### Records shown
::::

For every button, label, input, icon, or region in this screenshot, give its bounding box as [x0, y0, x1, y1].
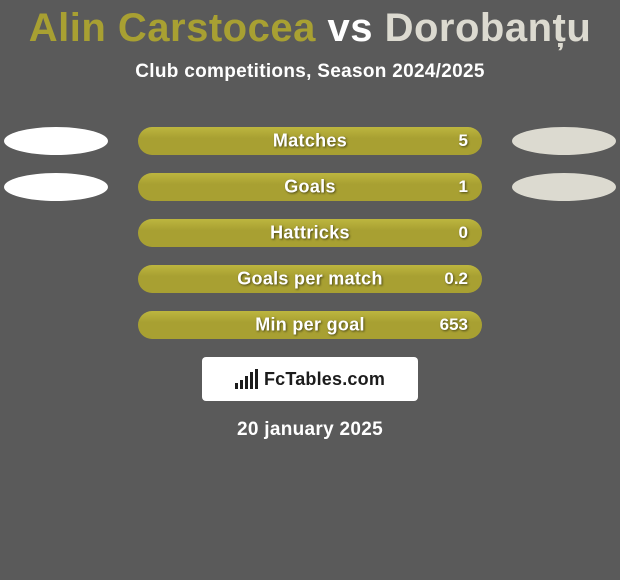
right-ellipse-icon [512, 173, 616, 201]
brand-bar-icon [235, 383, 238, 389]
stat-value: 0 [459, 223, 468, 243]
stat-bar: Goals 1 [138, 173, 482, 201]
stat-row: Goals 1 [0, 173, 620, 201]
stat-value: 1 [459, 177, 468, 197]
brand-text: FcTables.com [264, 369, 385, 390]
stat-value: 653 [440, 315, 468, 335]
stat-bar: Hattricks 0 [138, 219, 482, 247]
title-vs: vs [327, 6, 373, 50]
page-title: Alin Carstocea vs Dorobanțu [0, 0, 620, 51]
stat-label: Hattricks [270, 223, 350, 244]
brand-bar-icon [245, 376, 248, 389]
brand-bars-icon [235, 369, 258, 389]
stat-label: Min per goal [255, 315, 365, 336]
stats-container: Matches 5 Goals 1 Hattricks 0 Goals per match 0… [0, 127, 620, 339]
brand-badge: FcTables.com [202, 357, 418, 401]
title-player1: Alin Carstocea [29, 6, 316, 50]
right-ellipse-icon [512, 127, 616, 155]
stat-value: 0.2 [444, 269, 468, 289]
stat-label: Goals per match [237, 269, 383, 290]
left-ellipse-icon [4, 173, 108, 201]
brand-bar-icon [255, 369, 258, 389]
stat-bar: Goals per match 0.2 [138, 265, 482, 293]
stat-row: Matches 5 [0, 127, 620, 155]
subtitle: Club competitions, Season 2024/2025 [0, 61, 620, 83]
comparison-card: Alin Carstocea vs Dorobanțu Club competi… [0, 0, 620, 580]
stat-label: Goals [284, 177, 336, 198]
stat-row: Goals per match 0.2 [0, 265, 620, 293]
stat-bar: Min per goal 653 [138, 311, 482, 339]
stat-bar: Matches 5 [138, 127, 482, 155]
stat-row: Hattricks 0 [0, 219, 620, 247]
brand-bar-icon [240, 380, 243, 389]
date-stamp: 20 january 2025 [0, 419, 620, 441]
title-player2: Dorobanțu [385, 6, 592, 50]
stat-label: Matches [273, 131, 347, 152]
left-ellipse-icon [4, 127, 108, 155]
brand-bar-icon [250, 372, 253, 389]
stat-row: Min per goal 653 [0, 311, 620, 339]
stat-value: 5 [459, 131, 468, 151]
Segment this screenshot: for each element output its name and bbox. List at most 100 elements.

::::

### Brief
Rewrite the listing with each occurrence of "stat-bar" changed to "metric-bar" and everything else left as is. Leave out the pictures.

### Task answer
For every button, label, input, icon, or region in this screenshot, give its bounding box as [x0, y0, x1, y1].
right-ellipse-icon [512, 173, 616, 201]
brand-bar-icon [235, 383, 238, 389]
stat-value: 0 [459, 223, 468, 243]
metric-bar: Goals 1 [138, 173, 482, 201]
stat-row: Goals 1 [0, 173, 620, 201]
stat-value: 1 [459, 177, 468, 197]
brand-text: FcTables.com [264, 369, 385, 390]
stat-value: 653 [440, 315, 468, 335]
metric-bar: Hattricks 0 [138, 219, 482, 247]
title-vs: vs [327, 6, 373, 50]
page-title: Alin Carstocea vs Dorobanțu [0, 0, 620, 51]
stat-label: Hattricks [270, 223, 350, 244]
brand-bar-icon [245, 376, 248, 389]
brand-bars-icon [235, 369, 258, 389]
stat-label: Min per goal [255, 315, 365, 336]
stats-container: Matches 5 Goals 1 Hattricks 0 Goals per match 0… [0, 127, 620, 339]
brand-badge: FcTables.com [202, 357, 418, 401]
title-player1: Alin Carstocea [29, 6, 316, 50]
right-ellipse-icon [512, 127, 616, 155]
stat-value: 0.2 [444, 269, 468, 289]
stat-label: Goals per match [237, 269, 383, 290]
left-ellipse-icon [4, 173, 108, 201]
brand-bar-icon [255, 369, 258, 389]
metric-bar: Goals per match 0.2 [138, 265, 482, 293]
stat-row: Matches 5 [0, 127, 620, 155]
subtitle: Club competitions, Season 2024/2025 [0, 61, 620, 83]
comparison-card: Alin Carstocea vs Dorobanțu Club competi… [0, 0, 620, 580]
stat-label: Goals [284, 177, 336, 198]
stat-row: Goals per match 0.2 [0, 265, 620, 293]
metric-bar: Min per goal 653 [138, 311, 482, 339]
metric-bar: Matches 5 [138, 127, 482, 155]
stat-row: Hattricks 0 [0, 219, 620, 247]
brand-bar-icon [240, 380, 243, 389]
date-stamp: 20 january 2025 [0, 419, 620, 441]
title-player2: Dorobanțu [385, 6, 592, 50]
stat-label: Matches [273, 131, 347, 152]
left-ellipse-icon [4, 127, 108, 155]
brand-bar-icon [250, 372, 253, 389]
stat-row: Min per goal 653 [0, 311, 620, 339]
stat-value: 5 [459, 131, 468, 151]
Segment this screenshot: for each element output its name and bbox. List at most 100 elements.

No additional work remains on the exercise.